Task requirements –
1. The text on tinkering names the kinds of studies that now show which training, nutrition, and recovery techniques are best for gaining muscle and strength. List them.
2. From the text on tinkering, write out everything from "Did the lack" down to "innovation at all.".

Extracted text –
▼

Book Nassim Nicholas Taleb for Speaking, Events and Appearances | APB  Speakers
Nassim Nicholas Taleb – the man himself. (Image Source)

Put most simply, tinkering can be boiled down to discovering the “best fit” solution or idea as the product of two elements: (1) some degree of randomness over time and (2) perceiving whatever new or surprising changes occur as a result of this randomness.

On a personal scale, this amounts to running small experiments over a period of time – maybe manipulating a few factors here and there – and observing what ends up being beneficial in dealing with the randomness of the world. We can then use these new or surprising changes to continue tinkering and make further observations. This process can be repeated until a desired conclusion is reached, but the caveat here is that you must be comfortable not knowing what kind of conclusion might be reached. You may have an endpoint in mind, but a true tinkerer knows that it may manifest in a totally different way than what they had envisioned.

Now, what’s interesting from my own observations is that it’s almost exclusively the case that the established evidence (e.g. studies) follows the tinkeringnot the other way around. The former ends up substantiating the latter, not somehow canceling it out, as some seem to think it does.

Eugen Sandow - Wikipedia
Eugen Sandow. (Image from Wikipedia)

The history of bodybuilding, starting with Eugen Sandow (often credited as the father of modern bodybuilding) is another perfect example of successful tinkering leading to the establishment of evidence. To answer the question “What is the best way to build muscle?” in a time before scientific rigor, people just tried different things, sometimes by accident. There’s the element of randomness. Then, when someone happened upon something that worked – a new or surprising development discovered by Sandow, evidenced by his strength and musculature – people flocked to it, and wanted to learn his techniques. And plenty of people were able to gain muscle and strength by doing so.

Nowadays, because of the impetus issuing from continuously established anecdotal evidence (i.e. we became interested in studying it precisely because people were making gains in strength and muscle for decades with no studies to back anything up), we have a plethora of mechanistic studies, controlled trials, and meta-analyses delineating which training, nutrition, and recovery techniques are best for gaining muscle and strength. There is nothing wrong with this explosion of scientific data, per se. Again, I only implore you to observe the order in which these events took place, and the implications of this order for the current medical/academic obsession with being purely “evidence-based.”

One such meta-analysis.

Did the lack of research in Sandow’s time invalidate all the results gained before the research existed? Of course not. That wouldn’t make any sense, in the same way that not having a recipe for the first ever cookie didn’t invalidate its flavor. However, now that so many of us have given scientific studies unequivocal primacy, people believe anything unsubstantiated by current research to be inherently untenable. In having this belief, we run the risk of throwing the baby out with the bathwater. Think about this: if it weren’t for forward-thinking people tinkering with new ideas and concepts outside of the established evidence, then we would never have any innovation at all.

It may seem that this concept introduces a science vs. tinkering dichotomy. However, I can assure you this is a false dichotomy. In a way, tinkering is scientific, as it can be used for a sort of fluid hypothesis testing, but it just doesn’t require controlled trials for you to observe the effects. This lowers the scientific rigor in a sense, but individuals need to ask themselves just how important scientific rigor is when applying things to their own lives. You don’t really need a controlled trial to decide that you feel better, look better, perform better, etc. You just need your own experience. And just like research doesn’t invalidate experience, your experience doesn’t invalidate research, either. Although many people treat them as if they are at odds, they are not – nor do they have to be.

If there is tension between what has been established in the literature and your personal results, then there is something to be explored and learned there.

▲

Data records –
▼

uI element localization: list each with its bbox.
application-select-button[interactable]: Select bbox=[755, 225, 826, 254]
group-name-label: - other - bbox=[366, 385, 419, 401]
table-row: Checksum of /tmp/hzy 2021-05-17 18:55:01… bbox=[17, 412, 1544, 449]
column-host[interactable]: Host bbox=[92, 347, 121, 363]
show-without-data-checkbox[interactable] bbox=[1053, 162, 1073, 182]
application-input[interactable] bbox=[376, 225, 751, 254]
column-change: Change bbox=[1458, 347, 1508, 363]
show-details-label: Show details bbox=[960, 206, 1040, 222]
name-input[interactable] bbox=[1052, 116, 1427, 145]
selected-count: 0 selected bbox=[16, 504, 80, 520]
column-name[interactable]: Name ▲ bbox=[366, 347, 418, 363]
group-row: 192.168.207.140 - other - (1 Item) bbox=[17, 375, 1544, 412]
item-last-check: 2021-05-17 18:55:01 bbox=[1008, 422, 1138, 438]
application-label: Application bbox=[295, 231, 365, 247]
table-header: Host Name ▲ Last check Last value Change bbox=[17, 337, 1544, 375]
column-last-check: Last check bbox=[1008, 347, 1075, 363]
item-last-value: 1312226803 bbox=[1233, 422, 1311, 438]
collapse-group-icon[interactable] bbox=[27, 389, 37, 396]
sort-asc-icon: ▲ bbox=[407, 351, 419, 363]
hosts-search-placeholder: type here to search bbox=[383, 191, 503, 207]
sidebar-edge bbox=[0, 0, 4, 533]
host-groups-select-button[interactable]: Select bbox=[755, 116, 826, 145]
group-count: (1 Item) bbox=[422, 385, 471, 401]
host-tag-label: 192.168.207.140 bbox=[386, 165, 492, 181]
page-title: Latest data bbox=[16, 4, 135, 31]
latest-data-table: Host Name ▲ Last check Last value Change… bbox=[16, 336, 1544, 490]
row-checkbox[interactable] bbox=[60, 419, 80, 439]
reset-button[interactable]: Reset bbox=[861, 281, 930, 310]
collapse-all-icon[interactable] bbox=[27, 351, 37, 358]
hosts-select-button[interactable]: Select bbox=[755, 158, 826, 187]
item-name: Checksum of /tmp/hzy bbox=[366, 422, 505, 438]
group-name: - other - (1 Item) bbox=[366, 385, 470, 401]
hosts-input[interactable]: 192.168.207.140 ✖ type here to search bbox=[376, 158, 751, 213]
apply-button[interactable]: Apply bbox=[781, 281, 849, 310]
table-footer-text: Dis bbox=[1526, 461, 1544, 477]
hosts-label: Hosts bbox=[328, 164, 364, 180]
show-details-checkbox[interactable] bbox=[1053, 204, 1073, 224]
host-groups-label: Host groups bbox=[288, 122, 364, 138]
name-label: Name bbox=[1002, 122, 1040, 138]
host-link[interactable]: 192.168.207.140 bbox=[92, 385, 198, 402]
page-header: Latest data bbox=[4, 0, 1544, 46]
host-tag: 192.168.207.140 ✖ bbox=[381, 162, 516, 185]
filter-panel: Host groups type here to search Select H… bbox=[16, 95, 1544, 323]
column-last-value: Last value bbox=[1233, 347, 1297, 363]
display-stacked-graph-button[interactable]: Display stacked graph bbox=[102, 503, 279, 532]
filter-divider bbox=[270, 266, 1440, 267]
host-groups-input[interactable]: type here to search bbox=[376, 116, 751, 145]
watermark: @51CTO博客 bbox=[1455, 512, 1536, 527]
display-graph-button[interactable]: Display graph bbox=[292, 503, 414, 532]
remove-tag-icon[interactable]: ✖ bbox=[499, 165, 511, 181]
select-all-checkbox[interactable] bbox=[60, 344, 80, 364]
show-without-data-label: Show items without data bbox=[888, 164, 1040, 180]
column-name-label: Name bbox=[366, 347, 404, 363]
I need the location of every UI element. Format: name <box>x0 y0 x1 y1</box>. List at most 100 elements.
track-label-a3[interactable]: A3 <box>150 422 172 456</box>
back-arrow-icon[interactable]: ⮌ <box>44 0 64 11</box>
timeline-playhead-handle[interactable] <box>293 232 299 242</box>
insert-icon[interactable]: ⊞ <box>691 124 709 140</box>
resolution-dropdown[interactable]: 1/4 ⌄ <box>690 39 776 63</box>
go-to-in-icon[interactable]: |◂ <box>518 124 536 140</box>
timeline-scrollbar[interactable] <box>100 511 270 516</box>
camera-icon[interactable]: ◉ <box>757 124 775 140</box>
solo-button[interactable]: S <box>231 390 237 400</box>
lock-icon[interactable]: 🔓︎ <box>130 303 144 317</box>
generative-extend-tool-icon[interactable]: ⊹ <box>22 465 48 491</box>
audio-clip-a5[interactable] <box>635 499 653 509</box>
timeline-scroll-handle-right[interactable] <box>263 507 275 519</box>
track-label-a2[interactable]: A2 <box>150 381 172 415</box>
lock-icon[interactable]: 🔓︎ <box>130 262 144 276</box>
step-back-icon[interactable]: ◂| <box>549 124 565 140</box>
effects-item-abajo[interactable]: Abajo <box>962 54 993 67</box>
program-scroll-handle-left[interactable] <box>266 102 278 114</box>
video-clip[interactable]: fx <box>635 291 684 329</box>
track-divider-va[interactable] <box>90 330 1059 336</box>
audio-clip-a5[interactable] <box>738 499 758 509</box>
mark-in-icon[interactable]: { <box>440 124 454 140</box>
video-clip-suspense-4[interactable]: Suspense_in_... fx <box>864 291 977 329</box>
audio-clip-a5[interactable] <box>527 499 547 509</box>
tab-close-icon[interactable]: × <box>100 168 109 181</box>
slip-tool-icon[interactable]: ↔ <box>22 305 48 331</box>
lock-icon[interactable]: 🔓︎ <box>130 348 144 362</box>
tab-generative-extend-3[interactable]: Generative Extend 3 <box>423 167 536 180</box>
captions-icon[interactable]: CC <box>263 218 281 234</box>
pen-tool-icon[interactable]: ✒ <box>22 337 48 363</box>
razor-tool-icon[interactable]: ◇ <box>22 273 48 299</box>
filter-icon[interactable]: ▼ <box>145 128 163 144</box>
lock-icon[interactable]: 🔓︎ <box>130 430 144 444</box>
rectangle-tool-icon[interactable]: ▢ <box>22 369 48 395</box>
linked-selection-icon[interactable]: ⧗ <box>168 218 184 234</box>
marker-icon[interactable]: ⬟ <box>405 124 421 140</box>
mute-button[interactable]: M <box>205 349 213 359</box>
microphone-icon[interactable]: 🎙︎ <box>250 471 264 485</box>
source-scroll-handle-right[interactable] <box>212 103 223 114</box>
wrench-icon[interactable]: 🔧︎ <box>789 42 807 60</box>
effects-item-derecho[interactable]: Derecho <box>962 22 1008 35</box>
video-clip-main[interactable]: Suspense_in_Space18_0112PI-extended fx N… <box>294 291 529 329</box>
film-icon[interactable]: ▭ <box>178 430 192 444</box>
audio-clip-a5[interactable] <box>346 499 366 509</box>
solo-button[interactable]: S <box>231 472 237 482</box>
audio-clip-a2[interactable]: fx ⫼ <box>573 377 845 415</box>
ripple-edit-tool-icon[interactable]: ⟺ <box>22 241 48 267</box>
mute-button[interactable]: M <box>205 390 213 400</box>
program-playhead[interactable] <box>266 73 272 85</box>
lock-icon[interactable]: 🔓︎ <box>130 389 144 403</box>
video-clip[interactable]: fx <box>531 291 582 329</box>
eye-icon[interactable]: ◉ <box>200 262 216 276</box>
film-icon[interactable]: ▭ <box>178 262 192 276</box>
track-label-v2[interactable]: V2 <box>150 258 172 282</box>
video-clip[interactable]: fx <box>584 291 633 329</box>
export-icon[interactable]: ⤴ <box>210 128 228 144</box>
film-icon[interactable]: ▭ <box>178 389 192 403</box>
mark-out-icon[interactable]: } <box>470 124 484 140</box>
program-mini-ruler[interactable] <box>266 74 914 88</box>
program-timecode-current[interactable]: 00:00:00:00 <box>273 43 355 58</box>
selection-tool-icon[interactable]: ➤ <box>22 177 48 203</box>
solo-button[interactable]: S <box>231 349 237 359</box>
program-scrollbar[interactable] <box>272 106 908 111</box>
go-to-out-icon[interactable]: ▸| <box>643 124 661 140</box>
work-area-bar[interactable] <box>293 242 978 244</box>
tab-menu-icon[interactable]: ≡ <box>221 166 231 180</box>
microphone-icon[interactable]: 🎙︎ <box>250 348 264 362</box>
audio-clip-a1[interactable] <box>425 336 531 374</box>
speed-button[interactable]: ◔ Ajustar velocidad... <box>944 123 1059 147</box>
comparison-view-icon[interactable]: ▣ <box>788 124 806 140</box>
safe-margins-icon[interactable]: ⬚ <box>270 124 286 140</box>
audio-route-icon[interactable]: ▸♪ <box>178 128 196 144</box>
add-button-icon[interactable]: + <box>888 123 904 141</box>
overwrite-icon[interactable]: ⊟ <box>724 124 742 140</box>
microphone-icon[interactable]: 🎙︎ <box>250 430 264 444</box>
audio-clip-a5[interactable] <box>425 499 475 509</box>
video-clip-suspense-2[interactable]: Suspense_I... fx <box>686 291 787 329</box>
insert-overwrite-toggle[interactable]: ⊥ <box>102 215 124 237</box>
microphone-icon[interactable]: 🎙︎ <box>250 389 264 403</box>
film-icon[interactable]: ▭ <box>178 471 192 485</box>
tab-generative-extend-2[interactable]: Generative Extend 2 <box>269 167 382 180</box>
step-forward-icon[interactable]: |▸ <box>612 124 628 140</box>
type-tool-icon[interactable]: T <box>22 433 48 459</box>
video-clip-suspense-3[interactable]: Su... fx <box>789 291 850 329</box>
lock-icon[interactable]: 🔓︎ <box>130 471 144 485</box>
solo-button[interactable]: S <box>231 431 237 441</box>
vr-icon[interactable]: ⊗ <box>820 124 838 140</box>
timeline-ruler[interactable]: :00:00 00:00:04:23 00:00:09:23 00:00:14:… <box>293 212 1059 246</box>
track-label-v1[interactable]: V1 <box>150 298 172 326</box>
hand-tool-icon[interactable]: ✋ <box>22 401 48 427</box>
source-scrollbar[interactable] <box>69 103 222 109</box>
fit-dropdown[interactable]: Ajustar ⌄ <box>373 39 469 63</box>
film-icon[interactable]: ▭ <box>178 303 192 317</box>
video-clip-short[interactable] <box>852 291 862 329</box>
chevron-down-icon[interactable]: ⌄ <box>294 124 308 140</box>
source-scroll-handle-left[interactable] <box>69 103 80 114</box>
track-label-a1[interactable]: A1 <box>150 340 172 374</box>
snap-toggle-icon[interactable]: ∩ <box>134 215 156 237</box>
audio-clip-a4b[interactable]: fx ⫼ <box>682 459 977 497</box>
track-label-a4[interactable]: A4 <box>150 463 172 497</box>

▲

Task-by-task answers –
1.
- Mechanistic studies
- Controlled trials
- Meta-analyses

2.
Did the lack of research in Sandow’s time invalidate all the results gained before the research existed? Of course not. That wouldn’t make any sense, in the same way that not having a recipe for the first ever cookie didn’t invalidate its flavor. However, now that so many of us have given scientific studies unequivocal primacy, people believe anything unsubstantiated by current research to be inherently untenable. In having this belief, we run the risk of throwing the baby out with the bathwater. Think about this: if it weren’t for forward-thinking people tinkering with new ideas and concepts outside of the established evidence, then we would never have any innovation at all.